■ TASK INSTRUCTIONS ■
Gather all lines in the records below that include the word "this".
[BEGIN]
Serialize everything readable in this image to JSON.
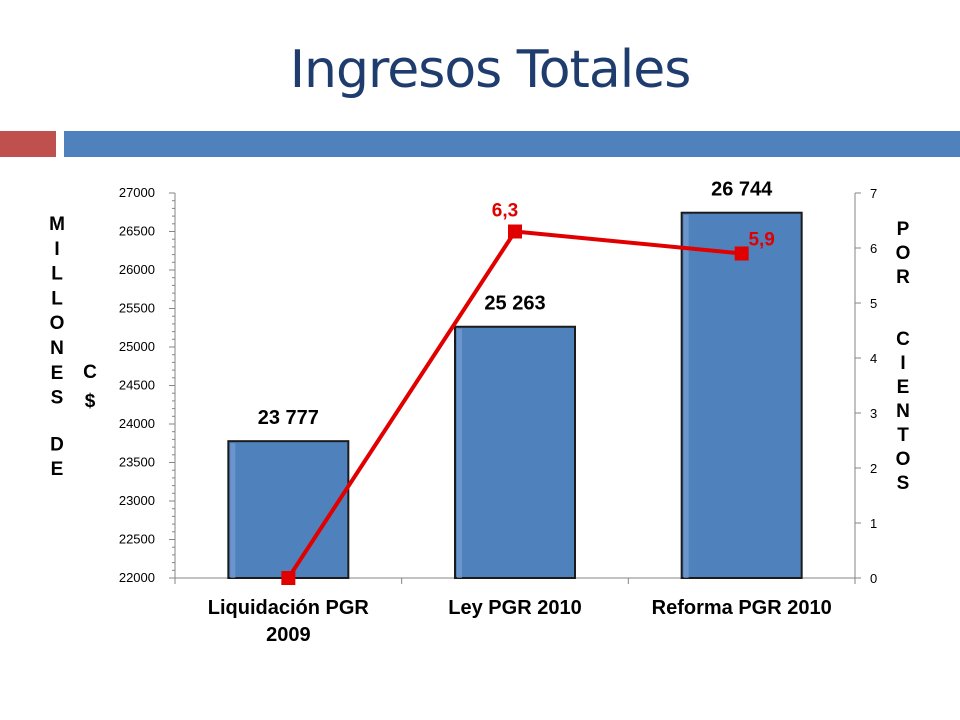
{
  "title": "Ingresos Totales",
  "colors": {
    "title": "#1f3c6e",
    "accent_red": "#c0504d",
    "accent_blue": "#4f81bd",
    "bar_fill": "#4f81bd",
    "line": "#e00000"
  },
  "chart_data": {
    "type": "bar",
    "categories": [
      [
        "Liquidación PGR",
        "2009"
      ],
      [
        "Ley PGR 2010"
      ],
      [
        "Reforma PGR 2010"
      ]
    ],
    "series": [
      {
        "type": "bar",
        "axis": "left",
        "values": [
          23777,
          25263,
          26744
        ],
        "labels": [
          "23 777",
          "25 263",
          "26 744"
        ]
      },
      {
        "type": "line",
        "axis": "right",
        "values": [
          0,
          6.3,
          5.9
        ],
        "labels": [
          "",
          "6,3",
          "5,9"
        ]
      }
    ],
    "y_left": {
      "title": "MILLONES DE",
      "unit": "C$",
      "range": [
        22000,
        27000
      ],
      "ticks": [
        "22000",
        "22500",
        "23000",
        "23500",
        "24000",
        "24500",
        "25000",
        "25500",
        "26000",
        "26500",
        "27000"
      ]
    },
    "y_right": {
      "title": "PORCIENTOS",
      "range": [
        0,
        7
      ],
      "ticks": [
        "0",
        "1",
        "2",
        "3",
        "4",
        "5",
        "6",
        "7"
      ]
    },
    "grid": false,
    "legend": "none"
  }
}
[END]
[BEGIN]
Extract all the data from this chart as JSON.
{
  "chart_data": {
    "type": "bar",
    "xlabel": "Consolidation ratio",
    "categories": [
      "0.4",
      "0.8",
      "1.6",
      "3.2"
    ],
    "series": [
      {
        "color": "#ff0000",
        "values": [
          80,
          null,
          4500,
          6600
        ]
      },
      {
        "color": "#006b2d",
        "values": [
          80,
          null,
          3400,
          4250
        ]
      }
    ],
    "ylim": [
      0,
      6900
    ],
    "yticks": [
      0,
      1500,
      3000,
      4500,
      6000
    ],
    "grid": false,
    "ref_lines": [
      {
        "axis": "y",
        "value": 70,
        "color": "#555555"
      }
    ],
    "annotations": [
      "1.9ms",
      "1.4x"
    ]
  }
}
[END]
■ FINISHED TASK ■
Serialize everything readable in this image to JSON.
Extract all the data from this chart as JSON.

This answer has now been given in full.